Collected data
+ + +

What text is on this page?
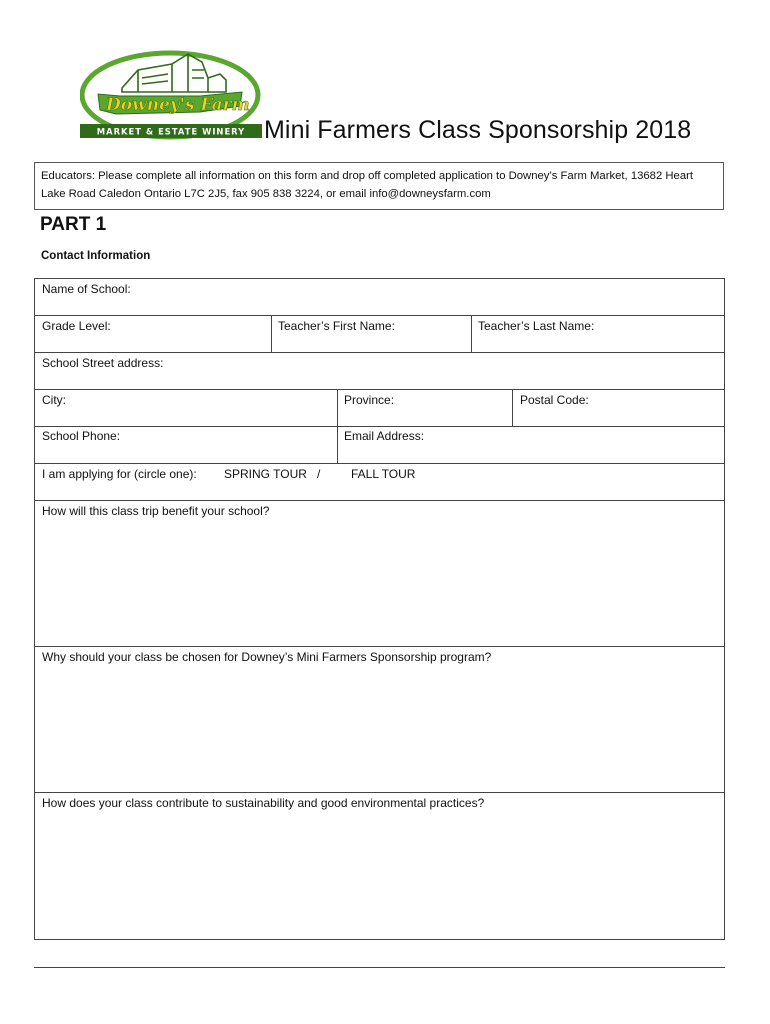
Downey's Farm
MARKET & ESTATE WINERY Mini Farmers Class Sponsorship 2018
Educators: Please complete all information on this form and drop off completed application to Downey’s Farm Market, 13682 Heart
Lake Road Caledon Ontario L7C 2J5, fax 905 838 3224, or email info@downeysfarm.com
PART 1
Contact Information
Name of School:
Grade Level:	Teacher’s First Name:	Teacher’s Last Name:
School Street address:
City:	Province:	Postal Code:
School Phone:	Email Address:
I am applying for (circle one): SPRING TOUR /	FALL TOUR
How will this class trip benefit your school?
Why should your class be chosen for Downey’s Mini Farmers Sponsorship program?
How does your class contribute to sustainability and good environmental practices?
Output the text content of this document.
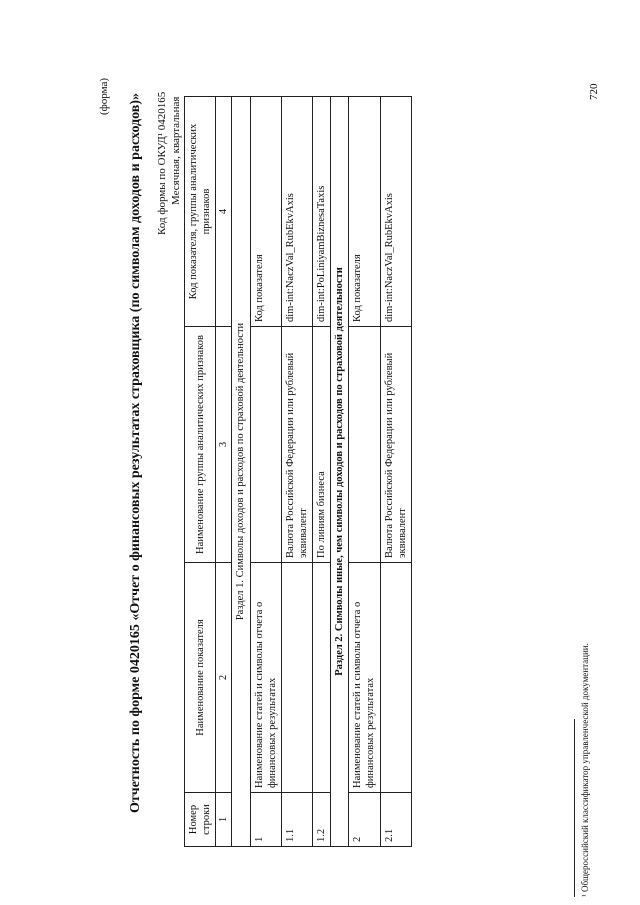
(форма) Отчетность по форме 0420165 «Отчет о финансовых результатах страховщика (по символам доходов и расходов)» Код формы по ОКУД¹ 0420165 Месячная, квартальная
Номер строки	Наименование показателя	Наименование группы аналитических признаков	Код показателя, группы аналитических признаков
1	2	3	4
Раздел 1. Символы доходов и расходов по страховой деятельности			
1	Наименование статей и символы отчета о финансовых результатах		Код показателя
1.1		Валюта Российской Федерации или рублевый эквивалент	dim-int:NaczVal_RubEkvAxis
1.2		По линиям бизнеса	dim-int:PoLiniyamBiznesaTaxis
Раздел 2. Символы иные, чем символы доходов и расходов по страховой деятельности			
2	Наименование статей и символы отчета о финансовых результатах		Код показателя
2.1		Валюта Российской Федерации или рублевый эквивалент	dim-int:NaczVal_RubEkvAxis
¹ Общероссийский классификатор управленческой документации.
720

+ + +

Transcribe the listing in full and omit the pictures.

> [Written solution]:
What text is on this page?
Downey's Farm
MARKET & ESTATE WINERY Mini Farmers Class Sponsorship 2018
Educators: Please complete all information on this form and drop off completed application to Downey’s Farm Market, 13682 Heart
Lake Road Caledon Ontario L7C 2J5, fax 905 838 3224, or email info@downeysfarm.com
PART 1
Contact Information
Name of School:
Grade Level:	Teacher’s First Name:	Teacher’s Last Name:
School Street address:
City:	Province:	Postal Code:
School Phone:	Email Address:
I am applying for (circle one): SPRING TOUR /	FALL TOUR
How will this class trip benefit your school?
Why should your class be chosen for Downey’s Mini Farmers Sponsorship program?
How does your class contribute to sustainability and good environmental practices?
Output the text content of this document.
(форма) Отчетность по форме 0420165 «Отчет о финансовых результатах страховщика (по символам доходов и расходов)» Код формы по ОКУД¹ 0420165 Месячная, квартальная
Номер строки	Наименование показателя	Наименование группы аналитических признаков	Код показателя, группы аналитических признаков
1	2	3	4
Раздел 1. Символы доходов и расходов по страховой деятельности			
1	Наименование статей и символы отчета о финансовых результатах		Код показателя
1.1		Валюта Российской Федерации или рублевый эквивалент	dim-int:NaczVal_RubEkvAxis
1.2		По линиям бизнеса	dim-int:PoLiniyamBiznesaTaxis
Раздел 2. Символы иные, чем символы доходов и расходов по страховой деятельности			
2	Наименование статей и символы отчета о финансовых результатах		Код показателя
2.1		Валюта Российской Федерации или рублевый эквивалент	dim-int:NaczVal_RubEkvAxis
¹ Общероссийский классификатор управленческой документации.
720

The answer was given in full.